Stored data
▼
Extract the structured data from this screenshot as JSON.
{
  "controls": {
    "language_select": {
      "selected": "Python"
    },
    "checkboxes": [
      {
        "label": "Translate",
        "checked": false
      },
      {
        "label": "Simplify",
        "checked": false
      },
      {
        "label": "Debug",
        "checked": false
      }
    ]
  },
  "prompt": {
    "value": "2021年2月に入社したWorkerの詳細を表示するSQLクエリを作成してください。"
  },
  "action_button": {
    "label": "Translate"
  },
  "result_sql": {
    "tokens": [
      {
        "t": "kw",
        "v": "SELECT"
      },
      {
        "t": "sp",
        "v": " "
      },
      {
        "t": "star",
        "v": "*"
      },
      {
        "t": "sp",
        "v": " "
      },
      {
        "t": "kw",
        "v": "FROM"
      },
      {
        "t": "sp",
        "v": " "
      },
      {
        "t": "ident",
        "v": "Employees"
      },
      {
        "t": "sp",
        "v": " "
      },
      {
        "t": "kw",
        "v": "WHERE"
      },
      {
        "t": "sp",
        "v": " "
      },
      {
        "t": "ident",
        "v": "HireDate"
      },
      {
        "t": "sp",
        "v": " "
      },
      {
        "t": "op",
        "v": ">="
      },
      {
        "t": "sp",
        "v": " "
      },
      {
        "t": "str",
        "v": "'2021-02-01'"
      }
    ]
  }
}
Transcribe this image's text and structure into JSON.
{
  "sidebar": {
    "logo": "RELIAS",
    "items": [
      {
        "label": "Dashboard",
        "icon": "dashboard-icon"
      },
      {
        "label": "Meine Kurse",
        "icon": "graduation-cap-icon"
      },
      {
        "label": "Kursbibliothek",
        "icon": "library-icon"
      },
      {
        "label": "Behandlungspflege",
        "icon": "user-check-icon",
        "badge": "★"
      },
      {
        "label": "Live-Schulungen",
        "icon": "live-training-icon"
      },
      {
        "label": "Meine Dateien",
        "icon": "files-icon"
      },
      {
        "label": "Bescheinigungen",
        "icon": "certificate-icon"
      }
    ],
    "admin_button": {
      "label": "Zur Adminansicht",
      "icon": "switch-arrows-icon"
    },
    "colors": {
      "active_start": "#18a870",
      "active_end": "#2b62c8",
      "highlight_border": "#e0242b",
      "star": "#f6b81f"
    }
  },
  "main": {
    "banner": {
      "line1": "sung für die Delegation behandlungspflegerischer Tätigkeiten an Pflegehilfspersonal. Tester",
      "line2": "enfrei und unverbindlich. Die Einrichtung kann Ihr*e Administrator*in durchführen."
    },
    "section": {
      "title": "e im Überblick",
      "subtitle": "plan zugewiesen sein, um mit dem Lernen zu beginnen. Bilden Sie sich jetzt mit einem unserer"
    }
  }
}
▲
**SHORT PROBLEM**
Pick out the lines containing the string "this".

**RESULT BELOW**
Extract the structured data from this screenshot as JSON.
Transcribe this image's text and structure into JSON.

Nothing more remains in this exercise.